▸ **What you need to do**: Identify all lines below that hold "midnight" and collect them.

▸ **Data**:
━━━━━━

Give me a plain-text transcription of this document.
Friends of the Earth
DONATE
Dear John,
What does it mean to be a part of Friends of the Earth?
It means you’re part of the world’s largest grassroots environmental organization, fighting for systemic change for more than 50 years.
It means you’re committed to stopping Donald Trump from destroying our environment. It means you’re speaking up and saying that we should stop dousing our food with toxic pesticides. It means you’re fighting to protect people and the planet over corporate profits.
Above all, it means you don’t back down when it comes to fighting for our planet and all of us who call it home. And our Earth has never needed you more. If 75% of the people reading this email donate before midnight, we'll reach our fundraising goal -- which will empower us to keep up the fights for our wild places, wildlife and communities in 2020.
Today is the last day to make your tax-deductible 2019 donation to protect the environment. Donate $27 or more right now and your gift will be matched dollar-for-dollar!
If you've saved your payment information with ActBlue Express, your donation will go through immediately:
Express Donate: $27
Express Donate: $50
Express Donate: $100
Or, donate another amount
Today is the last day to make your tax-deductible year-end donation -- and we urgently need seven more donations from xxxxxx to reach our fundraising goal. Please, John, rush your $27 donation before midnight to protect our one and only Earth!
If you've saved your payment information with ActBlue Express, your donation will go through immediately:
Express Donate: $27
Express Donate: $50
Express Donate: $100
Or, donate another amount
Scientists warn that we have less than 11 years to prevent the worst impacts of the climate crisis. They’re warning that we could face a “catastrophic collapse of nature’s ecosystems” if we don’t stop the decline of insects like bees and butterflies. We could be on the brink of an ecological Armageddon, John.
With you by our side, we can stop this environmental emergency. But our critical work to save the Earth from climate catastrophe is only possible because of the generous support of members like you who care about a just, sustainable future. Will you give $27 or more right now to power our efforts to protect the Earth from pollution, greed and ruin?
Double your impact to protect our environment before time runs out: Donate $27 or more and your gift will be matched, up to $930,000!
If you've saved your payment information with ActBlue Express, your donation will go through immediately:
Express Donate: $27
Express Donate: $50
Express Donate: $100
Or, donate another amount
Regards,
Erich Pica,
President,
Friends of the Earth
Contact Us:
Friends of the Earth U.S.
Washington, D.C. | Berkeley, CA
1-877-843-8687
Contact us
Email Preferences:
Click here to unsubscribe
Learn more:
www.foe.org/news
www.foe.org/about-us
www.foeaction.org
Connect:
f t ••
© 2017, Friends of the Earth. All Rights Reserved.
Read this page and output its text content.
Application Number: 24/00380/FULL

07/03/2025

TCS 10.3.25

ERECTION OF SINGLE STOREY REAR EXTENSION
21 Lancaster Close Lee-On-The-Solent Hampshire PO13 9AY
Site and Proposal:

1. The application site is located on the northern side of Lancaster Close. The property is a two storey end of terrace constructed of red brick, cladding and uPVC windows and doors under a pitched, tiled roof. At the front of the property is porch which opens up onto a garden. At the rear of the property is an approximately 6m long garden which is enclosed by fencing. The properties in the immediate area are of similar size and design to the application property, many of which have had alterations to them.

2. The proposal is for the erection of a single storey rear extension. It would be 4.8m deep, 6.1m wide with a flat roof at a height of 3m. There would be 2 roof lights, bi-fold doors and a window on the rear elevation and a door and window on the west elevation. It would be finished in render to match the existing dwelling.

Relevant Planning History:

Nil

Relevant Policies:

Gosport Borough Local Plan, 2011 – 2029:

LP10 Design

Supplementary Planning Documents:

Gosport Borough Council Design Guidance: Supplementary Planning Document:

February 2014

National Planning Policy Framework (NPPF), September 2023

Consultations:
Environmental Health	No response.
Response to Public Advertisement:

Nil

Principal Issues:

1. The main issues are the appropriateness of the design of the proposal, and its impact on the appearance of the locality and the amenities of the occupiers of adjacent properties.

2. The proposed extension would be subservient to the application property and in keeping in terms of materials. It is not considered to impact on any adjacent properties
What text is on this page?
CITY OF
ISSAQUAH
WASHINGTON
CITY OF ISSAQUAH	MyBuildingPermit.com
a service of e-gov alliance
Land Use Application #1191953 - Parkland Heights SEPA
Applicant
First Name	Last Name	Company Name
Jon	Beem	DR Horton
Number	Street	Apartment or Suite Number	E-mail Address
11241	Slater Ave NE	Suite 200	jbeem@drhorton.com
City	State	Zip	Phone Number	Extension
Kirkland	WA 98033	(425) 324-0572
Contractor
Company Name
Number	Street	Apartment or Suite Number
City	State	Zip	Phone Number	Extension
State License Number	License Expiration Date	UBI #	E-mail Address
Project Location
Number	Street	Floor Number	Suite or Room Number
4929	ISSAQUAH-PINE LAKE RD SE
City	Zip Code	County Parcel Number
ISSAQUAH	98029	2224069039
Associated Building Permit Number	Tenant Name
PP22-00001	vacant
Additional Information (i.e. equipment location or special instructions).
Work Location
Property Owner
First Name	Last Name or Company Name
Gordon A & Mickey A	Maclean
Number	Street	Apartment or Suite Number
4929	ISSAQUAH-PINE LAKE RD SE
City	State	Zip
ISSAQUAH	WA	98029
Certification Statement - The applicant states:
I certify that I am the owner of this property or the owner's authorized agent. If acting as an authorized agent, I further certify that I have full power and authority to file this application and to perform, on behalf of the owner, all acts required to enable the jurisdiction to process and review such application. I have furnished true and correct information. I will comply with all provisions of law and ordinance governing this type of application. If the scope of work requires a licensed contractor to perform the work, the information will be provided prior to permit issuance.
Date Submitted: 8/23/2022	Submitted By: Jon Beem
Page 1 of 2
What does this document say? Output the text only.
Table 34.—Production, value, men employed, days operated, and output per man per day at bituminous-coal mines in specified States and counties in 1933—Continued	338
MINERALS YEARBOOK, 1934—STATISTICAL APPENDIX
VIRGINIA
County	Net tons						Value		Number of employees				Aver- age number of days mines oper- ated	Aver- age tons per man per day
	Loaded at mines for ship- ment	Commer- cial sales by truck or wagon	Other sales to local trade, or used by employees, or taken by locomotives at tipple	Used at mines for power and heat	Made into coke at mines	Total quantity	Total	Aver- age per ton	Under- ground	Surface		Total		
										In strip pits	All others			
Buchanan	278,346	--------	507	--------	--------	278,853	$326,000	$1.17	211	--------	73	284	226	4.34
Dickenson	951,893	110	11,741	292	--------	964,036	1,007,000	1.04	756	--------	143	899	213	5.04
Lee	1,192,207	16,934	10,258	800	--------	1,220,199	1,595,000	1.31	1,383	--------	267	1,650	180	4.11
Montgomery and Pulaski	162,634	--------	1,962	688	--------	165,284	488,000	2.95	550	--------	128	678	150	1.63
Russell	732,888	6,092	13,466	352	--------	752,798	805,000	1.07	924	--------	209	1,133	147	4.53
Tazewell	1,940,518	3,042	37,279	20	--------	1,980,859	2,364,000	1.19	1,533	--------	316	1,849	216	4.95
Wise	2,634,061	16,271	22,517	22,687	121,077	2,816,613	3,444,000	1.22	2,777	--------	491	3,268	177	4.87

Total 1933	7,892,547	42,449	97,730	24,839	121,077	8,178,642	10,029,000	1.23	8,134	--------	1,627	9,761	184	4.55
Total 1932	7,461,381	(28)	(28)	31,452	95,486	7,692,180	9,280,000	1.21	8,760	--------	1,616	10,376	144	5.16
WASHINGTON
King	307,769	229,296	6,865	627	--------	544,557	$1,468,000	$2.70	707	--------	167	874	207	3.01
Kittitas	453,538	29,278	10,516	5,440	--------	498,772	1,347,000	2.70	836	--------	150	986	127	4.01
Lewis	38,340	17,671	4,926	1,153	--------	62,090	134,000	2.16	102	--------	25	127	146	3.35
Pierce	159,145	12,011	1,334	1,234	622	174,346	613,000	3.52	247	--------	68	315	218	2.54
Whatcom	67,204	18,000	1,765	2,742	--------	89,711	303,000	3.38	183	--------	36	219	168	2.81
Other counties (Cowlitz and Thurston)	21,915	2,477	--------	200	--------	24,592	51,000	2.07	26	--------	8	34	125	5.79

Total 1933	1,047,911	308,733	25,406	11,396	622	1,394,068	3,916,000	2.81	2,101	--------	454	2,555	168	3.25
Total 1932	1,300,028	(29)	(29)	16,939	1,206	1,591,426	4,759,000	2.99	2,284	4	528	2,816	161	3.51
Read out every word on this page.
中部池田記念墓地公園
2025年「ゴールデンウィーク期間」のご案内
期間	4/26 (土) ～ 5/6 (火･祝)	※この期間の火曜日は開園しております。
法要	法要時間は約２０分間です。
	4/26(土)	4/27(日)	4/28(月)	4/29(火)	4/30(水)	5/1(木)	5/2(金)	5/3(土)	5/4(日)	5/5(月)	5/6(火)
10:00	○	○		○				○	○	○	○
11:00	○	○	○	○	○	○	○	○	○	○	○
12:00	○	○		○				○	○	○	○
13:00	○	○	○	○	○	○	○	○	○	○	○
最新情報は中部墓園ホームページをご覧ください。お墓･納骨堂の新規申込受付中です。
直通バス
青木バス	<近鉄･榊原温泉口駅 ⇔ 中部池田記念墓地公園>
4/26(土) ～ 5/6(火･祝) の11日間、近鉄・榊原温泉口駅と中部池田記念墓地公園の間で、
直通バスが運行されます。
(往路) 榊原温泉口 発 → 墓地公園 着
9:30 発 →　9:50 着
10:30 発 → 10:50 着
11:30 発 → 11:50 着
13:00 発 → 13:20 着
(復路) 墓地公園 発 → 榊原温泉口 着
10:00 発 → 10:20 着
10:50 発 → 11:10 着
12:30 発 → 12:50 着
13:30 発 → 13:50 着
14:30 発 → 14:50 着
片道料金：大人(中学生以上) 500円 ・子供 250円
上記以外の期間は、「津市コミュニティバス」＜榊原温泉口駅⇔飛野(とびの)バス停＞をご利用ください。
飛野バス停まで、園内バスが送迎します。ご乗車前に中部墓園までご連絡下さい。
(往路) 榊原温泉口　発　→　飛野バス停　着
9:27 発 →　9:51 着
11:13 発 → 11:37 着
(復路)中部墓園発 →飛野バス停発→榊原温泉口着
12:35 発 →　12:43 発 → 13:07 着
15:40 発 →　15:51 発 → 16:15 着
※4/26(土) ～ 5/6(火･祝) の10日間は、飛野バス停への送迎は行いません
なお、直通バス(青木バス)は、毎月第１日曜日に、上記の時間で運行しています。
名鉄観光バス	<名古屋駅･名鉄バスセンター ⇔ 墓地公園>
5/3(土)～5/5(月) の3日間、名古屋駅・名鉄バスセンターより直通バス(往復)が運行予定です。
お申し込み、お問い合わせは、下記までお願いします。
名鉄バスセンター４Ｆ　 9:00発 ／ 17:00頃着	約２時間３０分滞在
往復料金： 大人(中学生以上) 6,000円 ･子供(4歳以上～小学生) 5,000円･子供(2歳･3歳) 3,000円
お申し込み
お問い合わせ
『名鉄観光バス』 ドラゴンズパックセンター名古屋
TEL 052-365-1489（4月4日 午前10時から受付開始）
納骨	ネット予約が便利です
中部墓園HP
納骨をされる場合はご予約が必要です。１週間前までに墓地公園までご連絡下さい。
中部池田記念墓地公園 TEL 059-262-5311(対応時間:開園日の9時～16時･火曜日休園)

━━━━━━

▸ **Answer in full**:
Above all, it means you don’t back down when it comes to fighting for our planet and all of us who call it home. And our Earth has never needed you more. If 75% of the people reading this email donate before midnight, we'll reach our fundraising goal -- which will empower us to keep up the fights for our wild places, wildlife and communities in 2020.
Today is the last day to make your tax-deductible year-end donation -- and we urgently need seven more donations from xxxxxx to reach our fundraising goal. Please, John, rush your $27 donation before midnight to protect our one and only Earth!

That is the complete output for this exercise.